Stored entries
:::
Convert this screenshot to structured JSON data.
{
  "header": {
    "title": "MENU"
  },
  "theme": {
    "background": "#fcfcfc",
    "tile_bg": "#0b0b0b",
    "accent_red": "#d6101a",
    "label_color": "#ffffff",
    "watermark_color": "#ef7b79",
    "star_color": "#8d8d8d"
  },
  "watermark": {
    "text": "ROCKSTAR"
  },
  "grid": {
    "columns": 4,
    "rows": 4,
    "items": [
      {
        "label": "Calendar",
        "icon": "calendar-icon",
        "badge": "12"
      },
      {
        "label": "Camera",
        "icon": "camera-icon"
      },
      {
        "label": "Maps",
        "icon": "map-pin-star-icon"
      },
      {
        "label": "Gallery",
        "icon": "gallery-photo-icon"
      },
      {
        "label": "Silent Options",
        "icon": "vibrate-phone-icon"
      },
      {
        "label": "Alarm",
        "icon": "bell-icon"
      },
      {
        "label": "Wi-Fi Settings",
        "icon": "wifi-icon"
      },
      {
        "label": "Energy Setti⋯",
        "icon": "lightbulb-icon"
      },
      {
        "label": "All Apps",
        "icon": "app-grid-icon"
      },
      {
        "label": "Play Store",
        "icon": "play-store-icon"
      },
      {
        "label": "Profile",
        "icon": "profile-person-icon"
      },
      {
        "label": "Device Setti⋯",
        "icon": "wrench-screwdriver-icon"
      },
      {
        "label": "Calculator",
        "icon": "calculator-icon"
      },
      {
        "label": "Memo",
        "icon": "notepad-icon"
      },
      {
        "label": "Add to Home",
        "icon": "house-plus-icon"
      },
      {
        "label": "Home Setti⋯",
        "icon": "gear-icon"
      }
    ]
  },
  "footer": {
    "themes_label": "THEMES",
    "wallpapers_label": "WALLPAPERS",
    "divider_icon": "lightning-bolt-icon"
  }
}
:::
> _PROBLEM DETAILS_
Retype all the material above precisely, with no line left out.

> _PROBLEM SOLUTION_
Convert this screenshot to structured JSON data.
{
  "header": {
    "title": "MENU"
  },
  "theme": {
    "background": "#fcfcfc",
    "tile_bg": "#0b0b0b",
    "accent_red": "#d6101a",
    "label_color": "#ffffff",
    "watermark_color": "#ef7b79",
    "star_color": "#8d8d8d"
  },
  "watermark": {
    "text": "ROCKSTAR"
  },
  "grid": {
    "columns": 4,
    "rows": 4,
    "items": [
      {
        "label": "Calendar",
        "icon": "calendar-icon",
        "badge": "12"
      },
      {
        "label": "Camera",
        "icon": "camera-icon"
      },
      {
        "label": "Maps",
        "icon": "map-pin-star-icon"
      },
      {
        "label": "Gallery",
        "icon": "gallery-photo-icon"
      },
      {
        "label": "Silent Options",
        "icon": "vibrate-phone-icon"
      },
      {
        "label": "Alarm",
        "icon": "bell-icon"
      },
      {
        "label": "Wi-Fi Settings",
        "icon": "wifi-icon"
      },
      {
        "label": "Energy Setti⋯",
        "icon": "lightbulb-icon"
      },
      {
        "label": "All Apps",
        "icon": "app-grid-icon"
      },
      {
        "label": "Play Store",
        "icon": "play-store-icon"
      },
      {
        "label": "Profile",
        "icon": "profile-person-icon"
      },
      {
        "label": "Device Setti⋯",
        "icon": "wrench-screwdriver-icon"
      },
      {
        "label": "Calculator",
        "icon": "calculator-icon"
      },
      {
        "label": "Memo",
        "icon": "notepad-icon"
      },
      {
        "label": "Add to Home",
        "icon": "house-plus-icon"
      },
      {
        "label": "Home Setti⋯",
        "icon": "gear-icon"
      }
    ]
  },
  "footer": {
    "themes_label": "THEMES",
    "wallpapers_label": "WALLPAPERS",
    "divider_icon": "lightning-bolt-icon"
  }
}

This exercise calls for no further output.